STATED TASK:
In the listing that follows, how many lines contain the string "right"? Provide only the number.

RECORDS FOR THE EXERCISE:
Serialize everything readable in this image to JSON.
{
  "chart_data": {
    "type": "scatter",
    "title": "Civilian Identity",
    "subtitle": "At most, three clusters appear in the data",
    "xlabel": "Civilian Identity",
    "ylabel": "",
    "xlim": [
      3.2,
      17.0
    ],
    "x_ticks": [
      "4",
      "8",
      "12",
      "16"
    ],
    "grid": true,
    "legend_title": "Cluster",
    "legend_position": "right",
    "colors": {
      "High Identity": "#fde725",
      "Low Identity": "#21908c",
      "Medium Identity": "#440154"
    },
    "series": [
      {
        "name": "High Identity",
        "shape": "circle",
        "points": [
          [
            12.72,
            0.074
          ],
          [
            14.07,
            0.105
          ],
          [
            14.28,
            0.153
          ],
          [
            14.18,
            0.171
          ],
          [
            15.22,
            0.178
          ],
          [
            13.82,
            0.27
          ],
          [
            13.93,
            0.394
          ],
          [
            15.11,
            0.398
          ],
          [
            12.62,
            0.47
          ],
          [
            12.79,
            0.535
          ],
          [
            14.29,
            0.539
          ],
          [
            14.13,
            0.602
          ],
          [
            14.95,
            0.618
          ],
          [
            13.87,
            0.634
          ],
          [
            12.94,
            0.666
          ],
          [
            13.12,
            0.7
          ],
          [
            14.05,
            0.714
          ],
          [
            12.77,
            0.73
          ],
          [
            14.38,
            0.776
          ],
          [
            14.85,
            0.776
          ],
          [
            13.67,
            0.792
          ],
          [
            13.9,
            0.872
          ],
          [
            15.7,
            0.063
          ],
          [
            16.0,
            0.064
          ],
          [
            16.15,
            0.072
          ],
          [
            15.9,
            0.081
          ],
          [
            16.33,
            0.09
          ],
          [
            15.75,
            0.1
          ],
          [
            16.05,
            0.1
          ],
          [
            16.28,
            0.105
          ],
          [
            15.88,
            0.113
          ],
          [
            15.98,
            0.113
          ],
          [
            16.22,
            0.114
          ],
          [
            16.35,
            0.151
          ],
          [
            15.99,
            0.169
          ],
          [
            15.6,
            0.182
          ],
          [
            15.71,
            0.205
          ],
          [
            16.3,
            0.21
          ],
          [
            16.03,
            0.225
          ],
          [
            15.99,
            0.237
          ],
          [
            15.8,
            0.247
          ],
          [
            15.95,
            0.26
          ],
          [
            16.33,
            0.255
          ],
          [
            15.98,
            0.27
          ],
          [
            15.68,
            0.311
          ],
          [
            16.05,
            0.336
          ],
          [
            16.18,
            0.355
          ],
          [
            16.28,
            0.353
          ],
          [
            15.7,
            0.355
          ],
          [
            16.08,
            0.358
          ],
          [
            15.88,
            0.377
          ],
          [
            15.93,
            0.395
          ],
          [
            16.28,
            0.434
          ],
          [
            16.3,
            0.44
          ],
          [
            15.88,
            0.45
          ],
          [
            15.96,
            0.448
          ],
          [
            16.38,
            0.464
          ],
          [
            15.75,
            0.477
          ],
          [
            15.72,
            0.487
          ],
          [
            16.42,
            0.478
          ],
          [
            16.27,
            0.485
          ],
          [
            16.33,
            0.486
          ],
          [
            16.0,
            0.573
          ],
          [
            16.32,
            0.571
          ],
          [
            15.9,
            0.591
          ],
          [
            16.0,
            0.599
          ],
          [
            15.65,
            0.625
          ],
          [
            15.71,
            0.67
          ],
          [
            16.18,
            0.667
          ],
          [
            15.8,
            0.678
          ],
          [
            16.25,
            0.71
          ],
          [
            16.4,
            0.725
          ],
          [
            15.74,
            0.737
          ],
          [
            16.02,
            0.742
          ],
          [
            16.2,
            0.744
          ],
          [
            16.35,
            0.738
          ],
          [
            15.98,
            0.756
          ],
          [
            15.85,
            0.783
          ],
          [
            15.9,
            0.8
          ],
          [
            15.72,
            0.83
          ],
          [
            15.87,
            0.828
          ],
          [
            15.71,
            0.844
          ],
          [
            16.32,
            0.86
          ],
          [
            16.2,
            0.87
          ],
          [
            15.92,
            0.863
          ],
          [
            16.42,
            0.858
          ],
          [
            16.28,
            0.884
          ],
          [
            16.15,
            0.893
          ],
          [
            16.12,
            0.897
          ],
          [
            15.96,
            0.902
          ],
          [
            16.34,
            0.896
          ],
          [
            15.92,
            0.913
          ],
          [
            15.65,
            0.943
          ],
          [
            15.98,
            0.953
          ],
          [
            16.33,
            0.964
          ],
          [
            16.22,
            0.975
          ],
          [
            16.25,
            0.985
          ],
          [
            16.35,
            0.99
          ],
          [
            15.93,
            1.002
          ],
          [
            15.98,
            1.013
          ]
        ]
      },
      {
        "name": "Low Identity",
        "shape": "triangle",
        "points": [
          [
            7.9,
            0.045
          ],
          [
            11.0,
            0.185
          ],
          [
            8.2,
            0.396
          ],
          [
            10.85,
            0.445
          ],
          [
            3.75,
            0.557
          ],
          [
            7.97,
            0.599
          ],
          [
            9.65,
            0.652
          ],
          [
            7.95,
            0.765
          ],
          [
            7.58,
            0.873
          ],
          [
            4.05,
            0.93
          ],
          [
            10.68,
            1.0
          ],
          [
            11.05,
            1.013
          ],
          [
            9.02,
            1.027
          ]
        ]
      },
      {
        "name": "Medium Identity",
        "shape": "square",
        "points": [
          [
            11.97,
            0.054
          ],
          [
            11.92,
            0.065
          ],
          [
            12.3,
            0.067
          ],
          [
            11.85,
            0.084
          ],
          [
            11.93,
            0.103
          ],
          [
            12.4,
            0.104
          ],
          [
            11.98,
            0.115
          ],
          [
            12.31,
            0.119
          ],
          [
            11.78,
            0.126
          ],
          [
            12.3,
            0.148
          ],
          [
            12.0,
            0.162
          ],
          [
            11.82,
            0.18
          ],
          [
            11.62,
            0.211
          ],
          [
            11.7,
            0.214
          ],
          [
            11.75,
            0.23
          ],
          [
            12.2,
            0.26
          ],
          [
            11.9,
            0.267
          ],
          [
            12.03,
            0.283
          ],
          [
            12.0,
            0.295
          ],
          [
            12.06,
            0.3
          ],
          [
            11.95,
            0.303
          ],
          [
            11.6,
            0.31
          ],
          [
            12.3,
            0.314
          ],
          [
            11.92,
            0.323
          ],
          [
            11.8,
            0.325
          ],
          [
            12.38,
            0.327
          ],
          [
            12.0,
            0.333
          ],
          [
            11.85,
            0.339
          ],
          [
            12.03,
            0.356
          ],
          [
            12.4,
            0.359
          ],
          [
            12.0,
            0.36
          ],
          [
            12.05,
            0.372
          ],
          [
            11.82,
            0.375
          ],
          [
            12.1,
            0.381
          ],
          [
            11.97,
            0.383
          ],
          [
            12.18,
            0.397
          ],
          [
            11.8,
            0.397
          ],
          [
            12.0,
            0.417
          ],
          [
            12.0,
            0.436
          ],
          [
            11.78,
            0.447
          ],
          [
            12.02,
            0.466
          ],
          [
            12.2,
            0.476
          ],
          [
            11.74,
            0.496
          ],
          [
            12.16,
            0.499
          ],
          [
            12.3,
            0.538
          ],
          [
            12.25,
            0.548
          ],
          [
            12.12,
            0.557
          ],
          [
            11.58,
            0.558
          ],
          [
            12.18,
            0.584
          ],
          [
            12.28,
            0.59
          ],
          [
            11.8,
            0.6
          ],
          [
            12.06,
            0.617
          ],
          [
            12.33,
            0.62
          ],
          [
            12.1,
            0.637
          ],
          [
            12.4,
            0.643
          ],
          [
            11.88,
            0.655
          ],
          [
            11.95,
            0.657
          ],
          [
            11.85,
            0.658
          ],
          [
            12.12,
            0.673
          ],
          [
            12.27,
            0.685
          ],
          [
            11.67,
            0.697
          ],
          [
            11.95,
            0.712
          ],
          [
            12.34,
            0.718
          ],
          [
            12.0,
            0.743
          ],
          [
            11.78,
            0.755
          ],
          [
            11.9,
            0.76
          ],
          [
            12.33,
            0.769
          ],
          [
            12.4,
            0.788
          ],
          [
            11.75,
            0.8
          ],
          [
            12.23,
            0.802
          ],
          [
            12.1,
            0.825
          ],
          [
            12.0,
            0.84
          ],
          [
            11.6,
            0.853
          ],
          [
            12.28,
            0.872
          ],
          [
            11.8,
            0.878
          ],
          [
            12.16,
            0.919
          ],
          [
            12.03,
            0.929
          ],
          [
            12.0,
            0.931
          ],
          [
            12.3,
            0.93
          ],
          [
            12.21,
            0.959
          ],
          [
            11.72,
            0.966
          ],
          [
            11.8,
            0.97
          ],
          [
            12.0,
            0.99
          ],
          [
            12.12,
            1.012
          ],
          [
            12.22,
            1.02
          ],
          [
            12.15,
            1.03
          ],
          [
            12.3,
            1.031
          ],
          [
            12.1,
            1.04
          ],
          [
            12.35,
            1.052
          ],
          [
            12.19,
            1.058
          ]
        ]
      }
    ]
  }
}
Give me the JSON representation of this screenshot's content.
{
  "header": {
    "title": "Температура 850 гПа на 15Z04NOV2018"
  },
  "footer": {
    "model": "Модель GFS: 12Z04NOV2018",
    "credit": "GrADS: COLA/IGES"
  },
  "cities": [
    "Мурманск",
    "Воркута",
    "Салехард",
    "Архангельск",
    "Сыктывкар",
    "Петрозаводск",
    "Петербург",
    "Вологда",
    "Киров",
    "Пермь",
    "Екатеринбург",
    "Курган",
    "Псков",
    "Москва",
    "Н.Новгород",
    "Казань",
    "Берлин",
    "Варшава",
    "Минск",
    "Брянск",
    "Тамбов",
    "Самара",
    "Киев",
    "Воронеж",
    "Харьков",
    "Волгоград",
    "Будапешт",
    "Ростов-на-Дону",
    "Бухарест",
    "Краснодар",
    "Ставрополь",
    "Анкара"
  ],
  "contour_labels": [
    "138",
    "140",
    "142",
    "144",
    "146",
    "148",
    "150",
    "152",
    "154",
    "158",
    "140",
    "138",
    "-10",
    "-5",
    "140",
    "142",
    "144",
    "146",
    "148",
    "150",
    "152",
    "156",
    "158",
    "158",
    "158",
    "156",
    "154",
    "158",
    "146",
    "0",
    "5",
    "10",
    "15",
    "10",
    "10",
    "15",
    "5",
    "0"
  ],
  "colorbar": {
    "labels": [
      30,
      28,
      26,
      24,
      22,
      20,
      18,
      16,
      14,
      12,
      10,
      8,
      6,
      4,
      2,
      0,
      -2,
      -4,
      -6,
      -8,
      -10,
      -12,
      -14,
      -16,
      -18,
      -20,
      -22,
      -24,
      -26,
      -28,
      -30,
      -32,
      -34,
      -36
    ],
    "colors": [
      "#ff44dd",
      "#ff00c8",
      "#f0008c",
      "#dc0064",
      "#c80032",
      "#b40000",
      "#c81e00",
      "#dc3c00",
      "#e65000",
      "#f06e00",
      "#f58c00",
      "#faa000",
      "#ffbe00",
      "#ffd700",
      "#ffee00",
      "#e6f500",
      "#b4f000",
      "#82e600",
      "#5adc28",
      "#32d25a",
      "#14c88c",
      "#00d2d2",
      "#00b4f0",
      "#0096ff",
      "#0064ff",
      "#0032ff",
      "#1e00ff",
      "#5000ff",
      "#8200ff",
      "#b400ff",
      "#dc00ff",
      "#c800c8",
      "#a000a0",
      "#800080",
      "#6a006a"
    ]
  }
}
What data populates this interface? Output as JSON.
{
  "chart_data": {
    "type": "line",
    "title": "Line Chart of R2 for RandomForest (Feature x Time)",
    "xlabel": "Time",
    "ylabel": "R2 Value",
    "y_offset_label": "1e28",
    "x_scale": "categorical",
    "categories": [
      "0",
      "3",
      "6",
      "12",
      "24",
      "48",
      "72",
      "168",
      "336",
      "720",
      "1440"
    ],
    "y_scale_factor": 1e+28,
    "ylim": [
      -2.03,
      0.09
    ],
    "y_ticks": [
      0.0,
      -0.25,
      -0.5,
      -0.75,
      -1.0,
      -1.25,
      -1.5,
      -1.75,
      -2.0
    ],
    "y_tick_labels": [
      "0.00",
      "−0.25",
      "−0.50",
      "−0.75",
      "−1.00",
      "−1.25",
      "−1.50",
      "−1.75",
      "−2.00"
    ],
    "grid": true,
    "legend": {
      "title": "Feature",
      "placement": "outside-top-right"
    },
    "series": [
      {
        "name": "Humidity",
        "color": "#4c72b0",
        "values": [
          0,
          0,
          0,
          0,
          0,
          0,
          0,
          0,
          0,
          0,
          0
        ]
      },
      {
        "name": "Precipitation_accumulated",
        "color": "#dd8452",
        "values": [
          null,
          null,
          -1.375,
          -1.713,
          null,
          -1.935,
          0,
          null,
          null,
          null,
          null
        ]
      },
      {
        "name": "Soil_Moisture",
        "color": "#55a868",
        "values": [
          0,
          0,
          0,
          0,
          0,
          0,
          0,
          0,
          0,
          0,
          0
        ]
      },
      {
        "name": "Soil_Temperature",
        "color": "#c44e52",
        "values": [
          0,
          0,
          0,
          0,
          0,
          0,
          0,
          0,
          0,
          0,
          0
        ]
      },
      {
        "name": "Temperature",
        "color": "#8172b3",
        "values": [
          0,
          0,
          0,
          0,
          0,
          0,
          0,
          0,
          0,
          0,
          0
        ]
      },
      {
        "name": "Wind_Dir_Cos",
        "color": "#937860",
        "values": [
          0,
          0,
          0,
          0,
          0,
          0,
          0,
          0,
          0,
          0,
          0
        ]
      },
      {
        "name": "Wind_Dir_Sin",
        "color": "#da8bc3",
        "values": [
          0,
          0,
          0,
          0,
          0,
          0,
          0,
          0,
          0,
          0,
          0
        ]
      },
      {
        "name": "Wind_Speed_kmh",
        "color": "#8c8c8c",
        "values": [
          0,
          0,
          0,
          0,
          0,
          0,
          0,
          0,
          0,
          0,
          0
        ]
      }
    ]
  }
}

RESPONSE FOR THIS EXERCISE:
2